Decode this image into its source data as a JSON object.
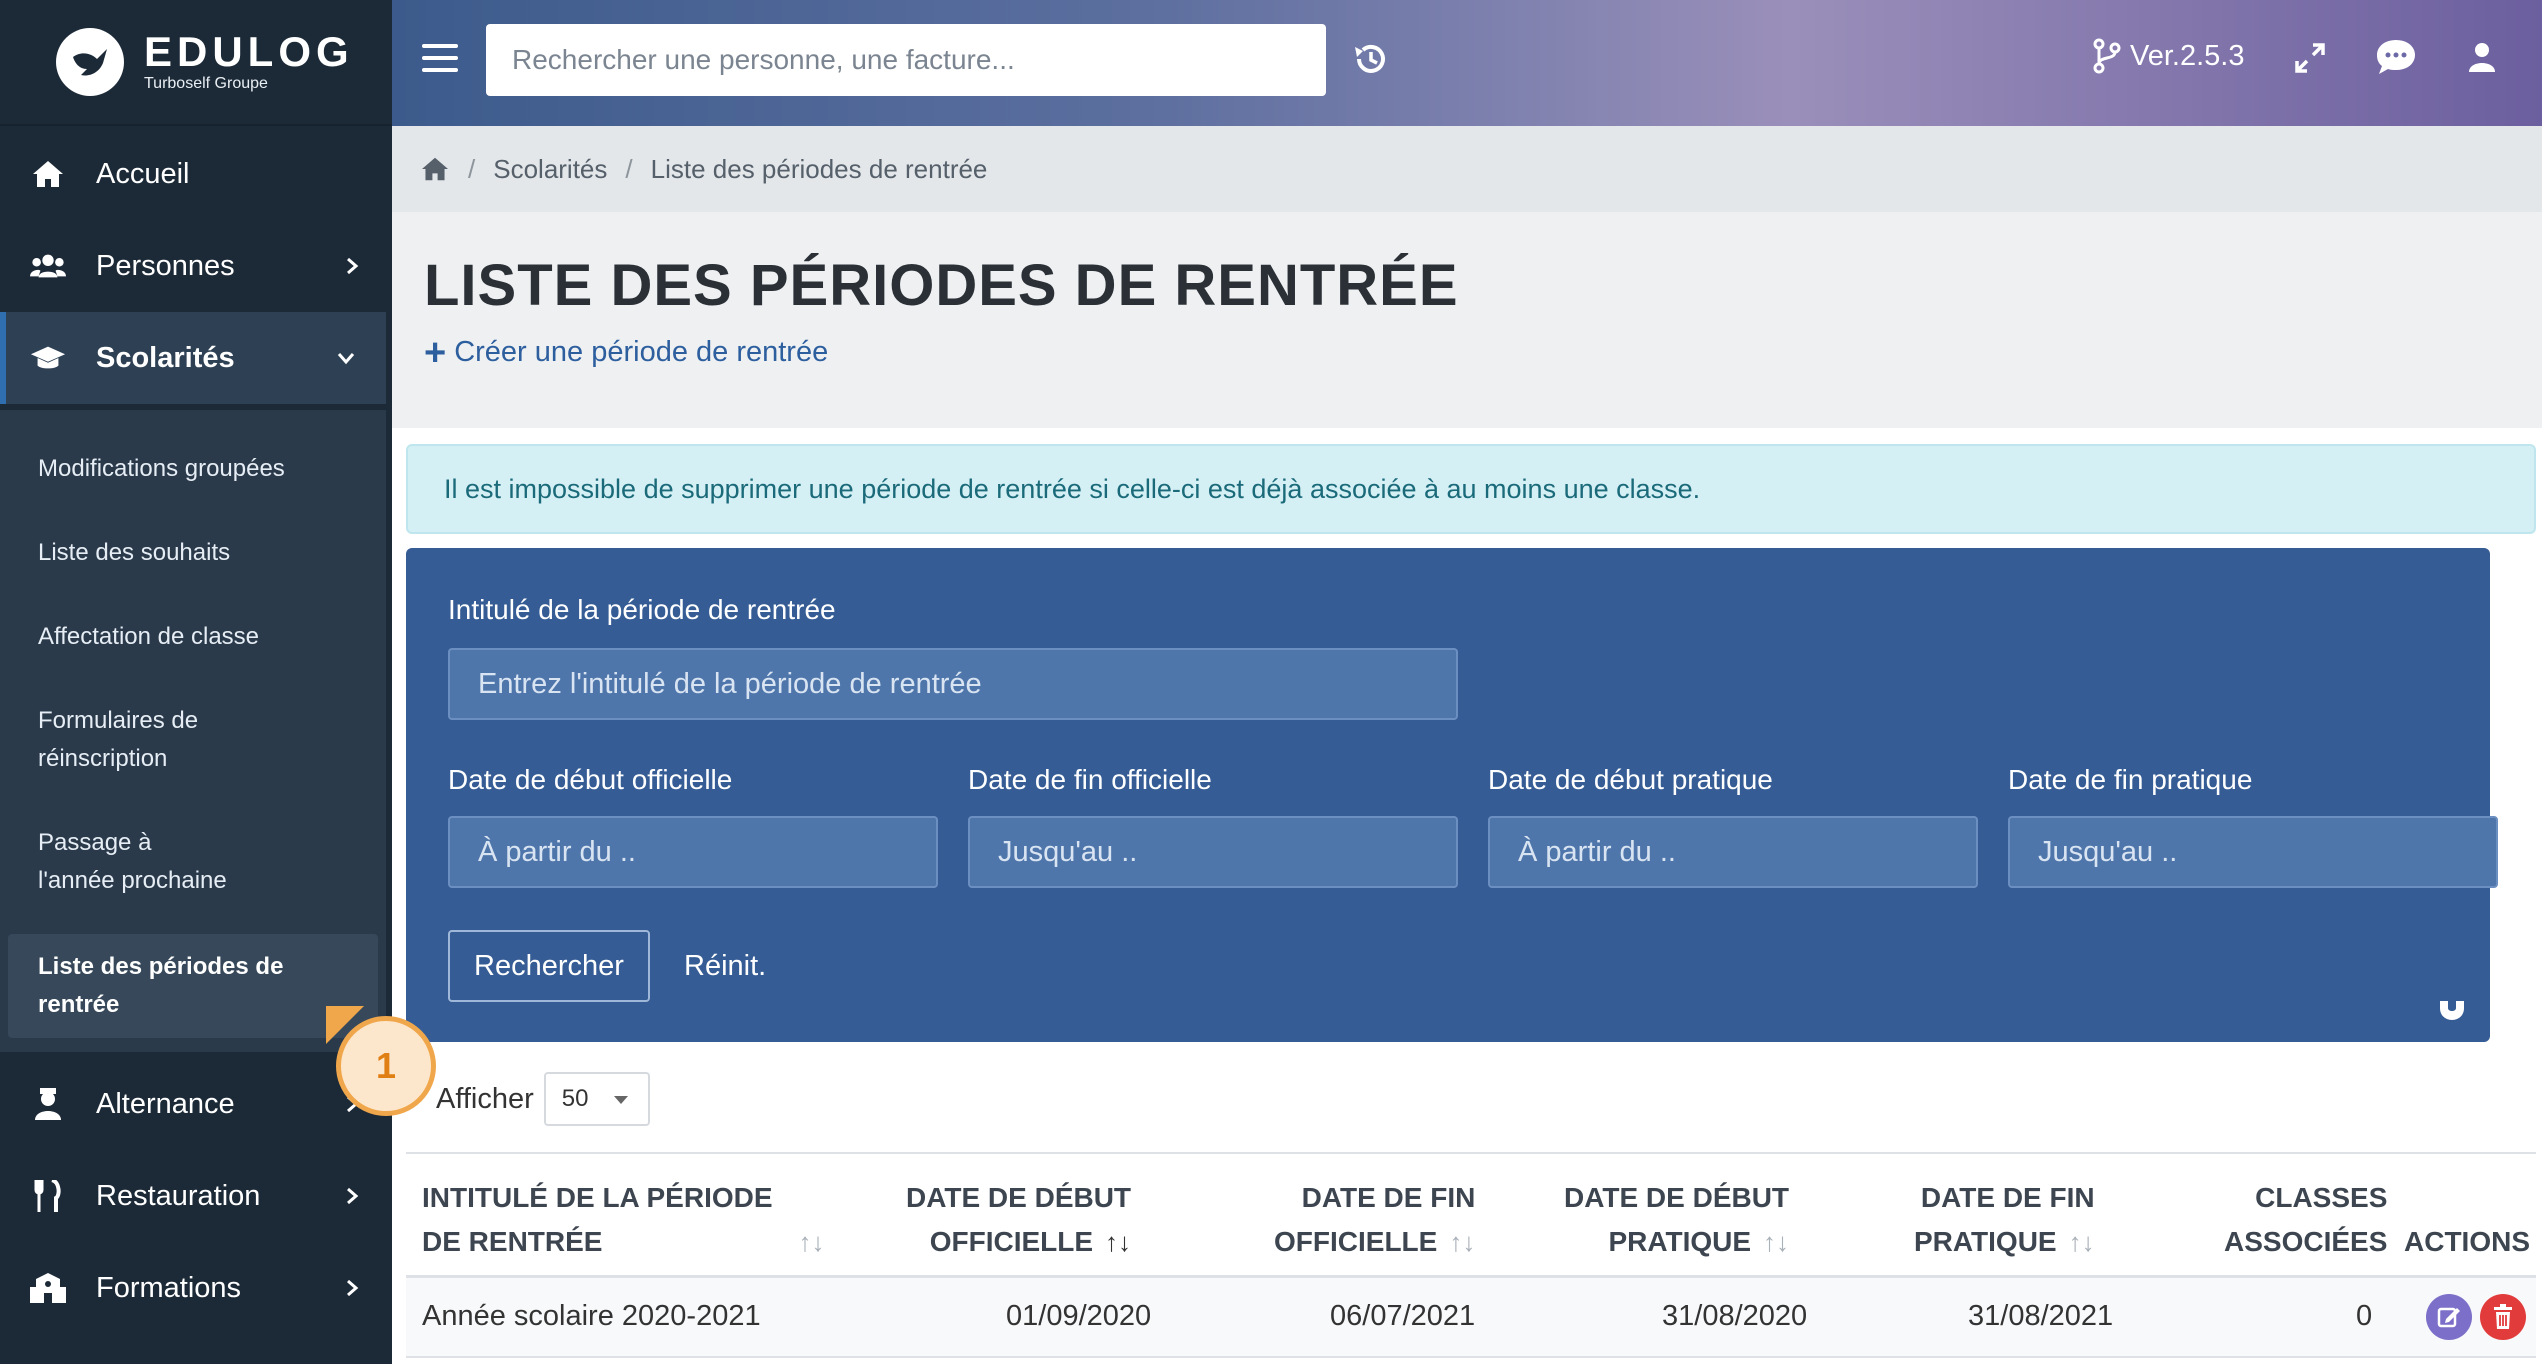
{
  "brand": {
    "name": "EDULOG",
    "subtitle": "Turboself Groupe"
  },
  "sidebar": {
    "items": [
      {
        "label": "Accueil",
        "icon": "home-icon"
      },
      {
        "label": "Personnes",
        "icon": "users-icon"
      },
      {
        "label": "Scolarités",
        "icon": "graduation-cap-icon"
      },
      {
        "label": "Alternance",
        "icon": "user-tie-icon"
      },
      {
        "label": "Restauration",
        "icon": "utensils-icon"
      },
      {
        "label": "Formations",
        "icon": "building-icon"
      }
    ],
    "submenu": [
      {
        "label": "Modifications groupées"
      },
      {
        "label": "Liste des souhaits"
      },
      {
        "label": "Affectation de classe"
      },
      {
        "label": "Formulaires de réinscription"
      },
      {
        "label": "Passage à l'année prochaine"
      },
      {
        "label": "Liste des périodes de rentrée"
      }
    ]
  },
  "topbar": {
    "search_placeholder": "Rechercher une personne, une facture...",
    "version": "Ver.2.5.3"
  },
  "breadcrumb": {
    "level1": "Scolarités",
    "level2": "Liste des périodes de rentrée"
  },
  "page": {
    "title": "LISTE DES PÉRIODES DE RENTRÉE",
    "create_label": "Créer une période de rentrée",
    "alert": "Il est impossible de supprimer une période de rentrée si celle-ci est déjà associée à au moins une classe."
  },
  "filter": {
    "title_label": "Intitulé de la période de rentrée",
    "title_placeholder": "Entrez l'intitulé de la période de rentrée",
    "start_official_label": "Date de début officielle",
    "start_official_placeholder": "À partir du ..",
    "end_official_label": "Date de fin officielle",
    "end_official_placeholder": "Jusqu'au ..",
    "start_practical_label": "Date de début pratique",
    "start_practical_placeholder": "À partir du ..",
    "end_practical_label": "Date de fin pratique",
    "end_practical_placeholder": "Jusqu'au ..",
    "search_button": "Rechercher",
    "reset_button": "Réinit."
  },
  "list": {
    "show_label": "Afficher",
    "page_size": "50",
    "columns": {
      "title_l1": "INTITULÉ DE LA PÉRIODE",
      "title_l2": "DE RENTRÉE",
      "start_official_l1": "DATE DE DÉBUT",
      "start_official_l2": "OFFICIELLE",
      "end_official_l1": "DATE DE FIN",
      "end_official_l2": "OFFICIELLE",
      "start_practical_l1": "DATE DE DÉBUT",
      "start_practical_l2": "PRATIQUE",
      "end_practical_l1": "DATE DE FIN",
      "end_practical_l2": "PRATIQUE",
      "classes_l1": "CLASSES",
      "classes_l2": "ASSOCIÉES",
      "actions": "ACTIONS"
    },
    "rows": [
      {
        "title": "Année scolaire 2020-2021",
        "start_official": "01/09/2020",
        "end_official": "06/07/2021",
        "start_practical": "31/08/2020",
        "end_practical": "31/08/2021",
        "classes": "0"
      }
    ]
  },
  "callout": {
    "number": "1"
  },
  "colors": {
    "sidebar_bg": "#1c2a38",
    "filter_bg": "#355c94",
    "accent": "#2d5e9e",
    "alert_bg": "#d4f0f5",
    "edit": "#7b6fc9",
    "delete": "#e23b3b",
    "callout": "#f0a74c"
  }
}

Short problem:
Using the material above, retype each entry exactly and omit the pictures.

Written reply:
Decode this image into its source data as a JSON object.
{
  "brand": {
    "name": "EDULOG",
    "subtitle": "Turboself Groupe"
  },
  "sidebar": {
    "items": [
      {
        "label": "Accueil",
        "icon": "home-icon"
      },
      {
        "label": "Personnes",
        "icon": "users-icon"
      },
      {
        "label": "Scolarités",
        "icon": "graduation-cap-icon"
      },
      {
        "label": "Alternance",
        "icon": "user-tie-icon"
      },
      {
        "label": "Restauration",
        "icon": "utensils-icon"
      },
      {
        "label": "Formations",
        "icon": "building-icon"
      }
    ],
    "submenu": [
      {
        "label": "Modifications groupées"
      },
      {
        "label": "Liste des souhaits"
      },
      {
        "label": "Affectation de classe"
      },
      {
        "label": "Formulaires de réinscription"
      },
      {
        "label": "Passage à l'année prochaine"
      },
      {
        "label": "Liste des périodes de rentrée"
      }
    ]
  },
  "topbar": {
    "search_placeholder": "Rechercher une personne, une facture...",
    "version": "Ver.2.5.3"
  },
  "breadcrumb": {
    "level1": "Scolarités",
    "level2": "Liste des périodes de rentrée"
  },
  "page": {
    "title": "LISTE DES PÉRIODES DE RENTRÉE",
    "create_label": "Créer une période de rentrée",
    "alert": "Il est impossible de supprimer une période de rentrée si celle-ci est déjà associée à au moins une classe."
  },
  "filter": {
    "title_label": "Intitulé de la période de rentrée",
    "title_placeholder": "Entrez l'intitulé de la période de rentrée",
    "start_official_label": "Date de début officielle",
    "start_official_placeholder": "À partir du ..",
    "end_official_label": "Date de fin officielle",
    "end_official_placeholder": "Jusqu'au ..",
    "start_practical_label": "Date de début pratique",
    "start_practical_placeholder": "À partir du ..",
    "end_practical_label": "Date de fin pratique",
    "end_practical_placeholder": "Jusqu'au ..",
    "search_button": "Rechercher",
    "reset_button": "Réinit."
  },
  "list": {
    "show_label": "Afficher",
    "page_size": "50",
    "columns": {
      "title_l1": "INTITULÉ DE LA PÉRIODE",
      "title_l2": "DE RENTRÉE",
      "start_official_l1": "DATE DE DÉBUT",
      "start_official_l2": "OFFICIELLE",
      "end_official_l1": "DATE DE FIN",
      "end_official_l2": "OFFICIELLE",
      "start_practical_l1": "DATE DE DÉBUT",
      "start_practical_l2": "PRATIQUE",
      "end_practical_l1": "DATE DE FIN",
      "end_practical_l2": "PRATIQUE",
      "classes_l1": "CLASSES",
      "classes_l2": "ASSOCIÉES",
      "actions": "ACTIONS"
    },
    "rows": [
      {
        "title": "Année scolaire 2020-2021",
        "start_official": "01/09/2020",
        "end_official": "06/07/2021",
        "start_practical": "31/08/2020",
        "end_practical": "31/08/2021",
        "classes": "0"
      }
    ]
  },
  "callout": {
    "number": "1"
  },
  "colors": {
    "sidebar_bg": "#1c2a38",
    "filter_bg": "#355c94",
    "accent": "#2d5e9e",
    "alert_bg": "#d4f0f5",
    "edit": "#7b6fc9",
    "delete": "#e23b3b",
    "callout": "#f0a74c"
  }
}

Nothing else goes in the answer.